***** Data provided

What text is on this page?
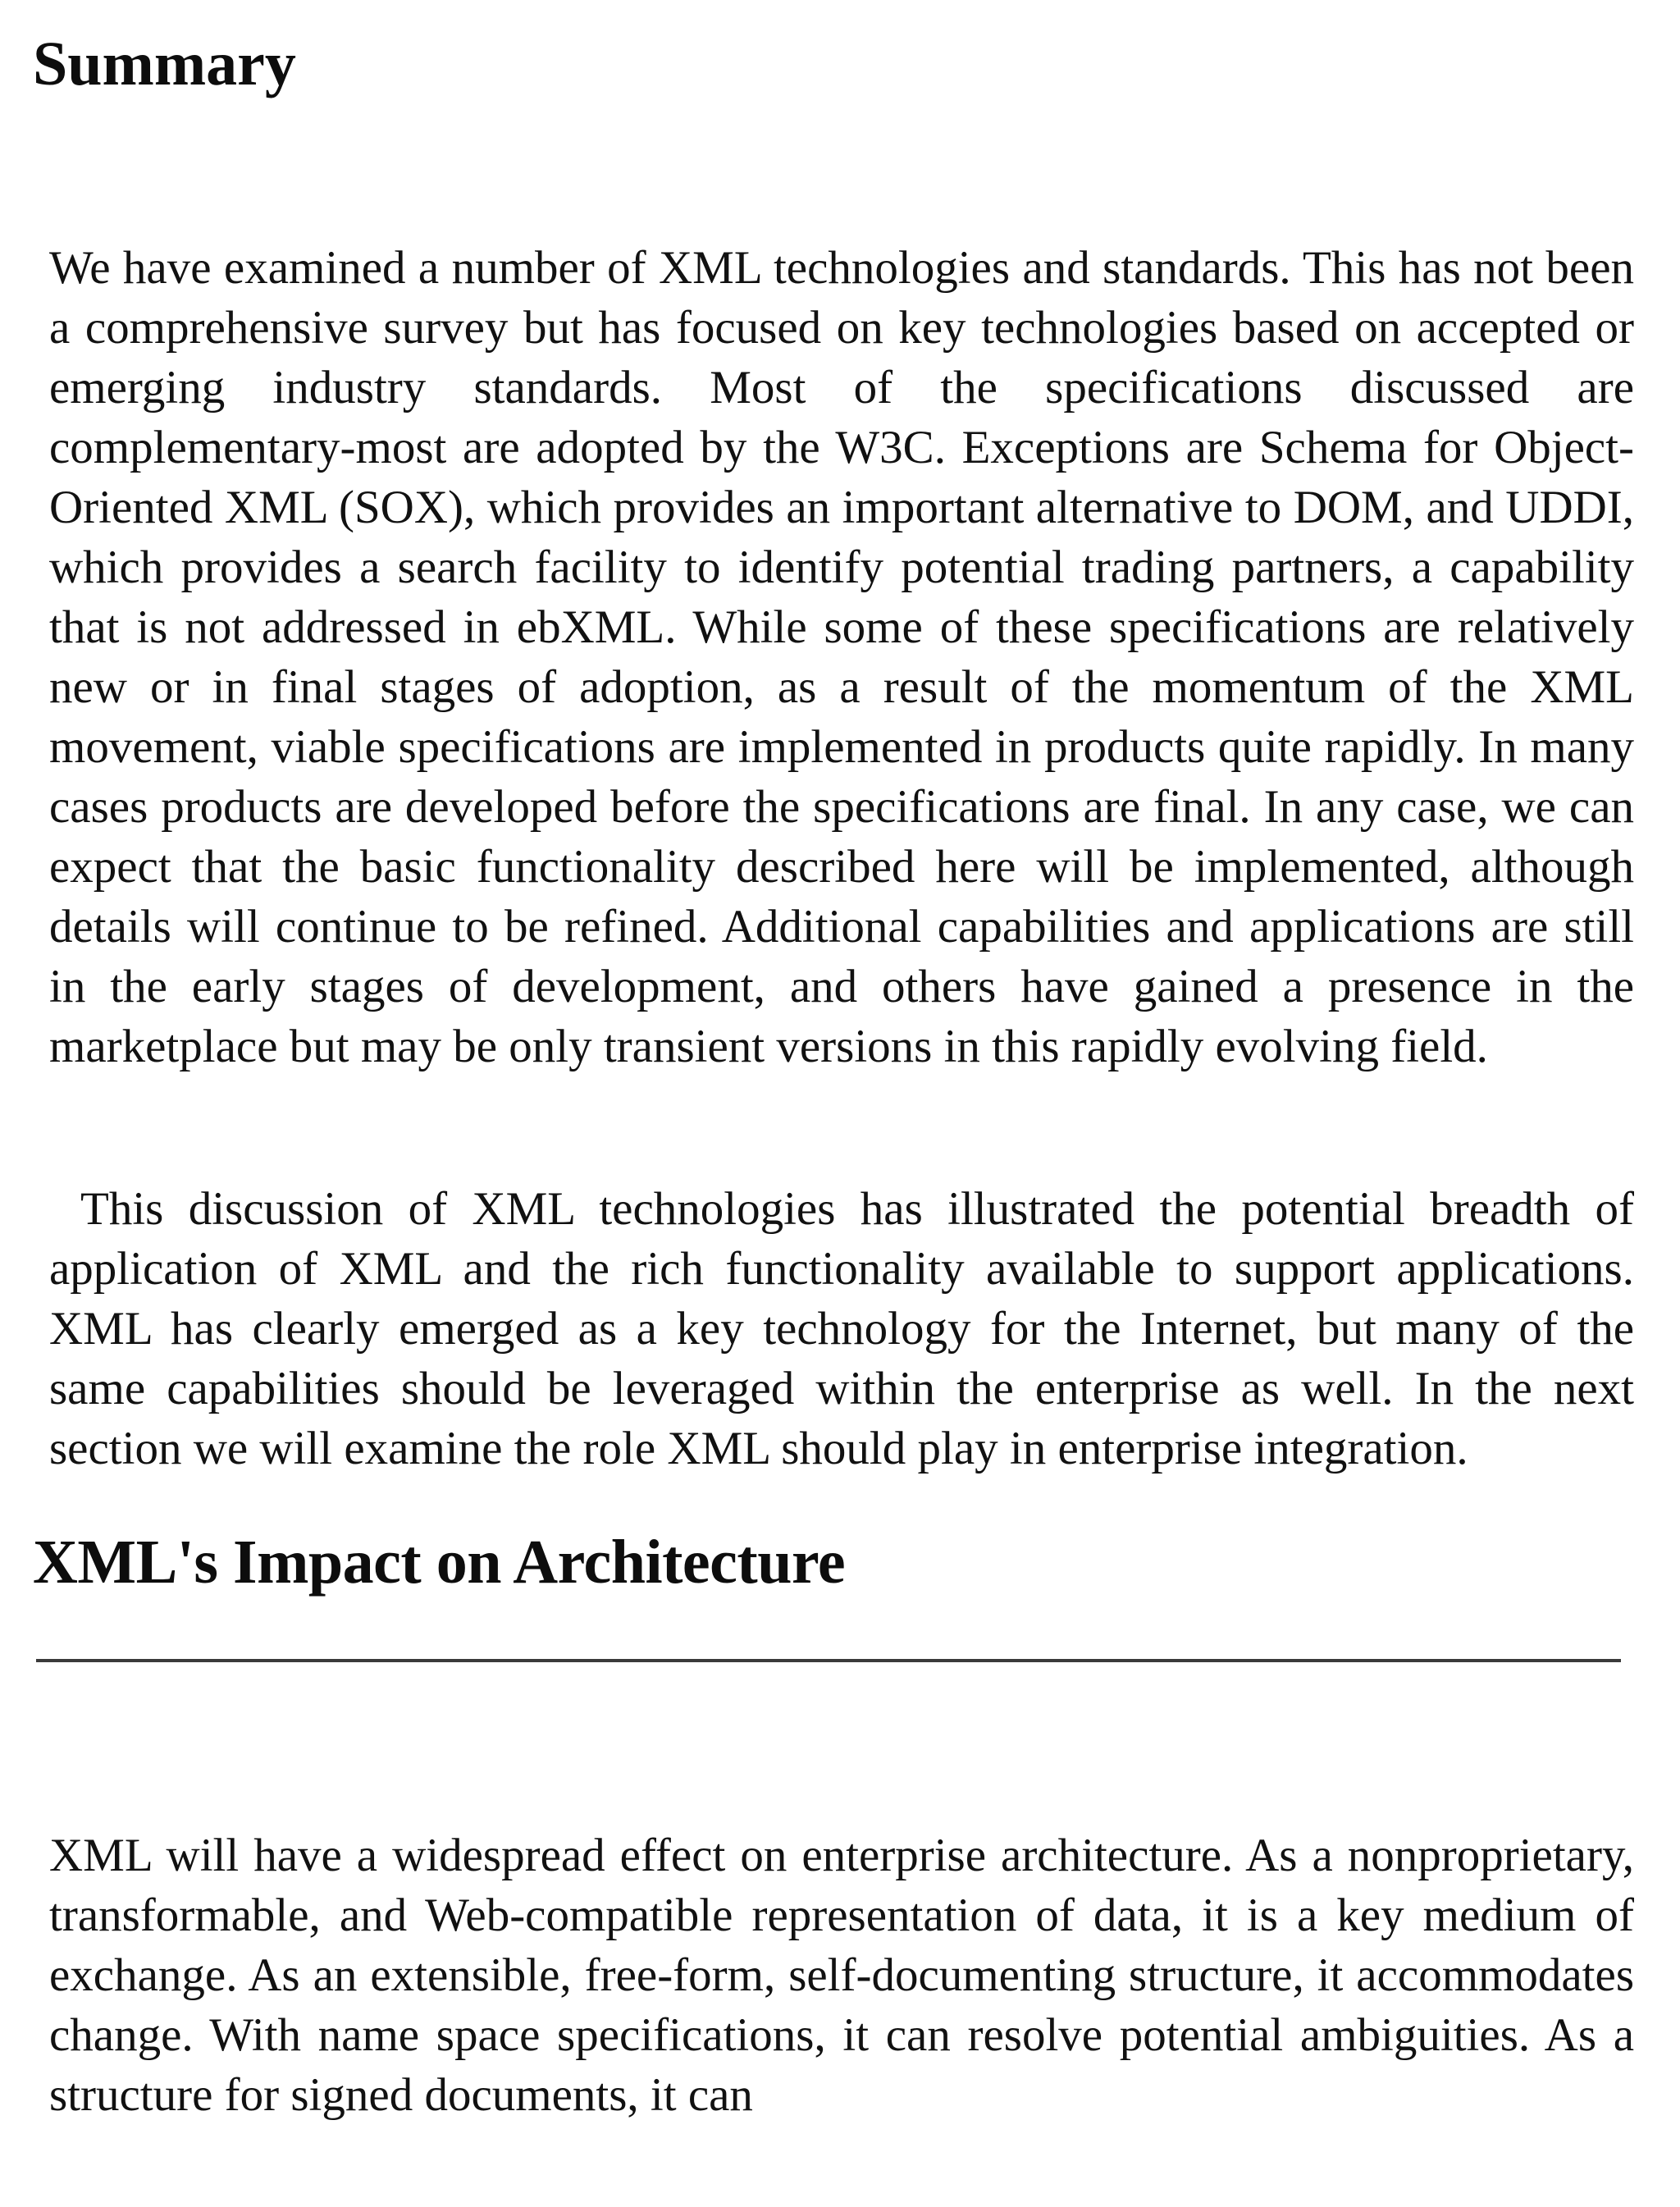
Summary

We have examined a number of XML technologies and standards. This has not been a comprehensive survey but has focused on key technologies based on accepted or emerging industry standards. Most of the specifications discussed are complementary-most are adopted by the W3C. Exceptions are Schema for Object-Oriented XML (SOX), which provides an important alternative to DOM, and UDDI, which provides a search facility to identify potential trading partners, a capability that is not addressed in ebXML. While some of these specifications are relatively new or in final stages of adoption, as a result of the momentum of the XML movement, viable specifications are implemented in products quite rapidly. In many cases products are developed before the specifications are final. In any case, we can expect that the basic functionality described here will be implemented, although details will continue to be refined. Additional capabilities and applications are still in the early stages of development, and others have gained a presence in the marketplace but may be only transient versions in this rapidly evolving field.

This discussion of XML technologies has illustrated the potential breadth of application of XML and the rich functionality available to support applications. XML has clearly emerged as a key technology for the Internet, but many of the same capabilities should be leveraged within the enterprise as well. In the next section we will examine the role XML should play in enterprise integration.

XML's Impact on Architecture

XML will have a widespread effect on enterprise architecture. As a nonproprietary, transformable, and Web-compatible representation of data, it is a key medium of exchange. As an extensible, free-form, self-documenting structure, it accommodates change. With name space specifications, it can resolve potential ambiguities. As a structure for signed documents, it can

**********

◆ **Written request**:
Show every line where the string "enterprise" appears.

◆ **Written answer**:
This discussion of XML technologies has illustrated the potential breadth of application of XML and the rich functionality available to support applications. XML has clearly emerged as a key technology for the Internet, but many of the same capabilities should be leveraged within the enterprise as well. In the next section we will examine the role XML should play in enterprise integration.
XML will have a widespread effect on enterprise architecture. As a nonproprietary, transformable, and Web-compatible representation of data, it is a key medium of exchange. As an extensible, free-form, self-documenting structure, it accommodates change. With name space specifications, it can resolve potential ambiguities. As a structure for signed documents, it can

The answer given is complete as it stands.